Go through the listing beneath this task and return every line that carries the string "many".
# START OF Material provided
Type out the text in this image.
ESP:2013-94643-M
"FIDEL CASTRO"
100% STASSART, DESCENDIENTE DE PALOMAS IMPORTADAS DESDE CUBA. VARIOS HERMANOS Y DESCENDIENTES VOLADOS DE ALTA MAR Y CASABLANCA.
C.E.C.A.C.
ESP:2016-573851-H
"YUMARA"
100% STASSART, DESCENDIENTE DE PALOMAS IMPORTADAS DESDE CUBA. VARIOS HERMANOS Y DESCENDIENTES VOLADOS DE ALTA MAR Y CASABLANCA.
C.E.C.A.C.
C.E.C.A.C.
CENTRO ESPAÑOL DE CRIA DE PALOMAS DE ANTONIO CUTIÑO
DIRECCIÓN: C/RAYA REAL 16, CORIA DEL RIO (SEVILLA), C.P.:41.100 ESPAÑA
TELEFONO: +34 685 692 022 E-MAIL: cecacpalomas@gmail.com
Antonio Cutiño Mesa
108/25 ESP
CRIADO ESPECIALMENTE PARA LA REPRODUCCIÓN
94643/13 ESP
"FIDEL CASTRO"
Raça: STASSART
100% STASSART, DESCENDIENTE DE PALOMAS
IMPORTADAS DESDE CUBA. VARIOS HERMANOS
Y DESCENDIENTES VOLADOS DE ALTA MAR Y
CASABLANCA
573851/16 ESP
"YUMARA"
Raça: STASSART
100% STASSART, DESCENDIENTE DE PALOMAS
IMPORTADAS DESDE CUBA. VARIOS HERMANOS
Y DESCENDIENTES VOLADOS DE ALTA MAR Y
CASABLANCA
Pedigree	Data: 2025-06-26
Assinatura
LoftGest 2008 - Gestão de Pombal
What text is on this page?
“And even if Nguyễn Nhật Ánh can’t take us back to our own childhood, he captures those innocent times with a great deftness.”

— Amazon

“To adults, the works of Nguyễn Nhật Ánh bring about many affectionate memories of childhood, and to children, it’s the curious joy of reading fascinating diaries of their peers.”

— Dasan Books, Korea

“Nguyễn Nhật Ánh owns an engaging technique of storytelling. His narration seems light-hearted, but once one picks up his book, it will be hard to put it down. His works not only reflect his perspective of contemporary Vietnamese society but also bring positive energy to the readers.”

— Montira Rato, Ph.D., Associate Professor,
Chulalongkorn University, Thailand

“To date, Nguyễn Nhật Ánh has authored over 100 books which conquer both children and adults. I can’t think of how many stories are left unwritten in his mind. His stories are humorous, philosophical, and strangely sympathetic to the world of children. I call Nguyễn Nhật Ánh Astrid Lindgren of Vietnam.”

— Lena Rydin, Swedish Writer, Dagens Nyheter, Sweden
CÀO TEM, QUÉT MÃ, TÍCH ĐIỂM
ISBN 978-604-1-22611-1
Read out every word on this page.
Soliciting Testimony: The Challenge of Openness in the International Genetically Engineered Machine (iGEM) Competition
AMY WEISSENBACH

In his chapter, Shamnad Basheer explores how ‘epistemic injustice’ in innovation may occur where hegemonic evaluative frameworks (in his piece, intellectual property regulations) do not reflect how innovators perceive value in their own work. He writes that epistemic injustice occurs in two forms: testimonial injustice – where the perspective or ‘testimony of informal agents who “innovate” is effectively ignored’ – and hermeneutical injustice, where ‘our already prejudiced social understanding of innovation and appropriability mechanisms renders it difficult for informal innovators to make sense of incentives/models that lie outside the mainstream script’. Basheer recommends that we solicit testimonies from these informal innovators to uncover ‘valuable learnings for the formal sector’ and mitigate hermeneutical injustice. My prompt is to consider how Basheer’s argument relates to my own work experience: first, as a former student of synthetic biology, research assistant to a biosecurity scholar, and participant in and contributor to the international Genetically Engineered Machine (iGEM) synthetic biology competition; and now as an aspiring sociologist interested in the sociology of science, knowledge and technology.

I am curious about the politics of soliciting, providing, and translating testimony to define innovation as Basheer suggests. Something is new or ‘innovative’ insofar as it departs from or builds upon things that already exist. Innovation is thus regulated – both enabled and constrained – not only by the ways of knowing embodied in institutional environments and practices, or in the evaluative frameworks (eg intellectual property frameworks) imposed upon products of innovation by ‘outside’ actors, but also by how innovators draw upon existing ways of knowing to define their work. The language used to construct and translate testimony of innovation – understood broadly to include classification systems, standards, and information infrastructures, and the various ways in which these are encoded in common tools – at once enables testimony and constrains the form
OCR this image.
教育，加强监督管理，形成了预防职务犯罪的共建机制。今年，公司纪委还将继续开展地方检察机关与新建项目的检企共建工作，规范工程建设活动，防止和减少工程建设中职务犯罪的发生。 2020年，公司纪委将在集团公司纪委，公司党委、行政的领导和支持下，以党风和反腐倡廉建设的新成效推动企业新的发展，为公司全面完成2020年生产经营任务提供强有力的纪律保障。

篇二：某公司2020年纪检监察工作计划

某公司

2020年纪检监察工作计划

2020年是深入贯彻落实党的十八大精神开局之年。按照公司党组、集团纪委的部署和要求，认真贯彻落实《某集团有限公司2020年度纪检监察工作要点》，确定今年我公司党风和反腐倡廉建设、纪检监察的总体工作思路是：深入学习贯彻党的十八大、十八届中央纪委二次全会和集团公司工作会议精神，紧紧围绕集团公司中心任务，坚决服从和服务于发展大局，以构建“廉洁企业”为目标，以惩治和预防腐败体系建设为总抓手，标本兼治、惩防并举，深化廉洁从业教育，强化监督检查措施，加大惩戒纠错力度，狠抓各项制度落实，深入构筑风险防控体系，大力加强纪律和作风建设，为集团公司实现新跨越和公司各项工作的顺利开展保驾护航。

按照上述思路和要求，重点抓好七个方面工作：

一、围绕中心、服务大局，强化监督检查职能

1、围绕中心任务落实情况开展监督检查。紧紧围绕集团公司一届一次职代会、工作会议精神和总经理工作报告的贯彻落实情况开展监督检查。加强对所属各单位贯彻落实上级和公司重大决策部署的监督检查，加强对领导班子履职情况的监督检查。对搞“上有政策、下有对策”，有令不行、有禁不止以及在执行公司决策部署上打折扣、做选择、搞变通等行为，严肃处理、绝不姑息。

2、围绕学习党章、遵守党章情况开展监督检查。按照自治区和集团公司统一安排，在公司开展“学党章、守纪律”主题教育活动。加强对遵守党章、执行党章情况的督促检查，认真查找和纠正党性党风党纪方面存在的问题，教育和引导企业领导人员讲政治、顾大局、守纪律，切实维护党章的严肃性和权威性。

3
# END OF Material provided
# Response
“To adults, the works of Nguyễn Nhật Ánh bring about many affectionate memories of childhood, and to children, it’s the curious joy of reading fascinating diaries of their peers.”
“To date, Nguyễn Nhật Ánh has authored over 100 books which conquer both children and adults. I can’t think of how many stories are left unwritten in his mind. His stories are humorous, philosophical, and strangely sympathetic to the world of children. I call Nguyễn Nhật Ánh Astrid Lindgren of Vietnam.”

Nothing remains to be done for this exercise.